§ **Stated exercise**:
Everything from the line containing "Extract all the data from this chart as JSON." to the final line of the records below should be given again exactly, and nothing else.

§ **Raw data**:
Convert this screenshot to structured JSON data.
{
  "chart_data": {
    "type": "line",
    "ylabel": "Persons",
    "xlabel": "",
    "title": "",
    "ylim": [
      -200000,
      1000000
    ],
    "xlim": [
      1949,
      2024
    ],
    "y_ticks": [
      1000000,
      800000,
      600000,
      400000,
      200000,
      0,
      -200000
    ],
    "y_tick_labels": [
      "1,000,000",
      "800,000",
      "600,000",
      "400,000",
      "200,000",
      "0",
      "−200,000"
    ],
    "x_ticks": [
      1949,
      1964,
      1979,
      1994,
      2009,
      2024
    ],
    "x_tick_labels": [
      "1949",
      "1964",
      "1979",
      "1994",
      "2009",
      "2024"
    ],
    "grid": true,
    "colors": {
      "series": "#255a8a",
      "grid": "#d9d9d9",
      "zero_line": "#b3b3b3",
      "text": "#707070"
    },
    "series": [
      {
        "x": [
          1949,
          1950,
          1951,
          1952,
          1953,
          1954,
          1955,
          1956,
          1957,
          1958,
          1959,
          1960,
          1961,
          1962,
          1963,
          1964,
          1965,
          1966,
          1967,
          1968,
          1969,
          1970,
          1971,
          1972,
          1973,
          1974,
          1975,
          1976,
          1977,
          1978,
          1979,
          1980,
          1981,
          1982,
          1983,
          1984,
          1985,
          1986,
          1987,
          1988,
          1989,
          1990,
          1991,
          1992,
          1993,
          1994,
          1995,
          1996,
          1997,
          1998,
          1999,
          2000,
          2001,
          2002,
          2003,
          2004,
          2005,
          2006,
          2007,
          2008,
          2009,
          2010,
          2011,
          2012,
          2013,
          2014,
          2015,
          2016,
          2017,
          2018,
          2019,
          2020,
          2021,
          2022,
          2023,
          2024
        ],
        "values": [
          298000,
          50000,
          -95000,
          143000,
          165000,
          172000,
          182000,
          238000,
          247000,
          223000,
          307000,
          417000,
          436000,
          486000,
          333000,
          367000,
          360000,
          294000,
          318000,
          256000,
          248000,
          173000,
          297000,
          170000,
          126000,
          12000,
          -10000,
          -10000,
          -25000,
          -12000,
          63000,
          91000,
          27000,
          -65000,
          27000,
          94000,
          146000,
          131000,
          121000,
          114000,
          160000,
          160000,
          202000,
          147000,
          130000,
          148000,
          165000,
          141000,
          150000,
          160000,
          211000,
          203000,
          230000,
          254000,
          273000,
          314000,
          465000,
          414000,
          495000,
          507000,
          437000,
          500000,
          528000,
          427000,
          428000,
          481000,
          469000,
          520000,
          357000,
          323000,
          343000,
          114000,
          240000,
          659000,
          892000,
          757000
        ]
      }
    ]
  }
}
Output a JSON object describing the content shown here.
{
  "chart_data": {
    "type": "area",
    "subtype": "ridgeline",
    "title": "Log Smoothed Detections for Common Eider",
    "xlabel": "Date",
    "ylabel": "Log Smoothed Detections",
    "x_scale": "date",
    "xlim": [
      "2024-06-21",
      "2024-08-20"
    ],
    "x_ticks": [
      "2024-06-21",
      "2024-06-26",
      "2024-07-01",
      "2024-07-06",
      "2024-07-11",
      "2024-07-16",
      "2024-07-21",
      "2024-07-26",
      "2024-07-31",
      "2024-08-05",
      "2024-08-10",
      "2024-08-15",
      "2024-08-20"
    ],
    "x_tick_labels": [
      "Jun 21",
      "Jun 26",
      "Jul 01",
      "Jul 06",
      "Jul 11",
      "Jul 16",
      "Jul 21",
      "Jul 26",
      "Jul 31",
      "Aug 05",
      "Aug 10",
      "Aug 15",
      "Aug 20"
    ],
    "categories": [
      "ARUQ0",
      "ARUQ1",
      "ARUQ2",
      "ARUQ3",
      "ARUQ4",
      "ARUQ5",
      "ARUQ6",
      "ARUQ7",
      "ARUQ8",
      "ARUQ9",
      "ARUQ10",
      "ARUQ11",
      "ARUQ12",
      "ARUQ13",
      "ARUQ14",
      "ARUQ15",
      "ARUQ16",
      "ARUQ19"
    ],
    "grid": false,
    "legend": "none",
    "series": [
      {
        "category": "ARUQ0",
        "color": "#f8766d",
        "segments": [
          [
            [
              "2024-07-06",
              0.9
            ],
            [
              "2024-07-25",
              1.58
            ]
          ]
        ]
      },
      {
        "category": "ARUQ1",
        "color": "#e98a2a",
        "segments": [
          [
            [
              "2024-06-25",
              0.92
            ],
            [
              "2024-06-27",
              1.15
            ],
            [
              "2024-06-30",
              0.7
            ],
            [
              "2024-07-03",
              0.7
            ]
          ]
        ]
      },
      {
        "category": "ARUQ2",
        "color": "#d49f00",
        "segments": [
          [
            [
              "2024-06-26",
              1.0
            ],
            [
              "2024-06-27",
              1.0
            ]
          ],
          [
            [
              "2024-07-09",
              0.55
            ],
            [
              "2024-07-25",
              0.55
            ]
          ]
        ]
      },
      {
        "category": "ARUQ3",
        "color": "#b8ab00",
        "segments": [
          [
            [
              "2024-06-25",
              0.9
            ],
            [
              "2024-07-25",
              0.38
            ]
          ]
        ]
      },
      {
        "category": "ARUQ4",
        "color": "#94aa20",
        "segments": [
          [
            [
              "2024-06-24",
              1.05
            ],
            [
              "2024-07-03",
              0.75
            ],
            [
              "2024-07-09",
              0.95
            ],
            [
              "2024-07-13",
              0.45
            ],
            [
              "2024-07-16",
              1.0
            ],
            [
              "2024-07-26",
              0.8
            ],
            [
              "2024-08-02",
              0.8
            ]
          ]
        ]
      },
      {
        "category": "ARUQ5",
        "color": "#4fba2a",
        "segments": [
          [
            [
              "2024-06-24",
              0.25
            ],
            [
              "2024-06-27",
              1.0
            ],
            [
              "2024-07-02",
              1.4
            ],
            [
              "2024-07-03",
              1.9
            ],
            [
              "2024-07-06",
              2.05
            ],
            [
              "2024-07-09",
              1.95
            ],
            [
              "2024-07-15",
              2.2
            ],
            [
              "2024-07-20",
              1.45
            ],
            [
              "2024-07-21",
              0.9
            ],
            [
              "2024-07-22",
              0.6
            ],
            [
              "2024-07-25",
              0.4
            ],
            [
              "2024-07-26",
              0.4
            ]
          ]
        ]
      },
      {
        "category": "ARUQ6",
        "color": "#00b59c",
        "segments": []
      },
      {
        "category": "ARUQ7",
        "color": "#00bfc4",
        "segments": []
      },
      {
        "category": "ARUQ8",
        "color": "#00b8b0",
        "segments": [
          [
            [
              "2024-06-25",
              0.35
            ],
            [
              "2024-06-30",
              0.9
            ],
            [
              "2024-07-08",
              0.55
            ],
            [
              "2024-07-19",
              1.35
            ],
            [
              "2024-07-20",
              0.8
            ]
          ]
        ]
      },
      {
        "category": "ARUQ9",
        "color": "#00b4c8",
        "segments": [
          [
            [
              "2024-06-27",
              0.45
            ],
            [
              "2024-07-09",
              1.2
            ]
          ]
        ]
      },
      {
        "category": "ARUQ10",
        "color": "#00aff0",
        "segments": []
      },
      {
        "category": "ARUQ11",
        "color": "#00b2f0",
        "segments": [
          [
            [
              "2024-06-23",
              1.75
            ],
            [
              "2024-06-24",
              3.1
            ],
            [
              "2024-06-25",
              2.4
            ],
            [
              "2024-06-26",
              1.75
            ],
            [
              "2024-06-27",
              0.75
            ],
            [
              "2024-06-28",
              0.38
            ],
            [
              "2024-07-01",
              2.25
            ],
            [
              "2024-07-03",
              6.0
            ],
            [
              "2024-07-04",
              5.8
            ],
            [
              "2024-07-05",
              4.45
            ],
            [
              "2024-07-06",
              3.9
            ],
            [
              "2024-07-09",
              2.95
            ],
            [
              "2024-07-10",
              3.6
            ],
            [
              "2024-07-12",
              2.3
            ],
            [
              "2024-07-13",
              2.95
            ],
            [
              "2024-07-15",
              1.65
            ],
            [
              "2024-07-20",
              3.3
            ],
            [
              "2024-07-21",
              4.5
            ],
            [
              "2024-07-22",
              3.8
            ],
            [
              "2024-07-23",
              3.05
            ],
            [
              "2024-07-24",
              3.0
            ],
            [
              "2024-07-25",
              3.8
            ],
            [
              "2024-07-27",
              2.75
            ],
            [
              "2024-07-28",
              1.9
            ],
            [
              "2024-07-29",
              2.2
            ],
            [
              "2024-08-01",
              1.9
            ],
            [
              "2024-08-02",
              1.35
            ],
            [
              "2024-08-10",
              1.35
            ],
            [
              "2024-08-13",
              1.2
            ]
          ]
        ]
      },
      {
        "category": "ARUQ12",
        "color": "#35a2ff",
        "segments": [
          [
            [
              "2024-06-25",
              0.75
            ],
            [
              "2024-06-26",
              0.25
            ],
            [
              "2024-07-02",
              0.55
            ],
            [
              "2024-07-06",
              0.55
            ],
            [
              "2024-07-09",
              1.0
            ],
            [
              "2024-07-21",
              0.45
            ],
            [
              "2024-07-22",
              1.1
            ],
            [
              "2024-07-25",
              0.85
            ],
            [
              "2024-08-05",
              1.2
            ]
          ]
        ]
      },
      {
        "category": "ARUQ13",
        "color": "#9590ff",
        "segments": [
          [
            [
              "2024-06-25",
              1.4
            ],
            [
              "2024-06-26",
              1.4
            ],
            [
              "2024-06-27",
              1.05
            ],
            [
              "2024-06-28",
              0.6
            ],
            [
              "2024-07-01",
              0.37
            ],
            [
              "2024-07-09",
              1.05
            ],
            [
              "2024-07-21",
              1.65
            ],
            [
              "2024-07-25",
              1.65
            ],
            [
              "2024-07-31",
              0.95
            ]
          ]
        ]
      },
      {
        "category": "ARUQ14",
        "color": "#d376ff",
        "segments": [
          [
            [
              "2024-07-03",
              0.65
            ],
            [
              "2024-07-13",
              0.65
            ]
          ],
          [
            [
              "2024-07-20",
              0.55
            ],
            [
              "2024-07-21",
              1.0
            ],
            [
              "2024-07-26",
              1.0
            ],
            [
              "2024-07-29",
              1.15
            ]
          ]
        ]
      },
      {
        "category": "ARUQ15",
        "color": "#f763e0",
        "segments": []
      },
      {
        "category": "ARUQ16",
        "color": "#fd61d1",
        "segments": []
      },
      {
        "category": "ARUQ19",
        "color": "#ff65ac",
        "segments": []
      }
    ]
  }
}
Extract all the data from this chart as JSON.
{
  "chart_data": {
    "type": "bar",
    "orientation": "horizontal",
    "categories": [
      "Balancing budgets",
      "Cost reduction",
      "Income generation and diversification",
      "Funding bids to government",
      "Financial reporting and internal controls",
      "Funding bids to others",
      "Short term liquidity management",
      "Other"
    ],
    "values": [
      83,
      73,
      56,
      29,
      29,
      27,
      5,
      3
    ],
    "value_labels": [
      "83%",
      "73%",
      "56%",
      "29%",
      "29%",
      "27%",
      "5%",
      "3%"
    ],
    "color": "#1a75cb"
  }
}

§ **Problem solution**:
Extract all the data from this chart as JSON.
{
  "chart_data": {
    "type": "bar",
    "orientation": "horizontal",
    "categories": [
      "Balancing budgets",
      "Cost reduction",
      "Income generation and diversification",
      "Funding bids to government",
      "Financial reporting and internal controls",
      "Funding bids to others",
      "Short term liquidity management",
      "Other"
    ],
    "values": [
      83,
      73,
      56,
      29,
      29,
      27,
      5,
      3
    ],
    "value_labels": [
      "83%",
      "73%",
      "56%",
      "29%",
      "29%",
      "27%",
      "5%",
      "3%"
    ],
    "color": "#1a75cb"
  }
}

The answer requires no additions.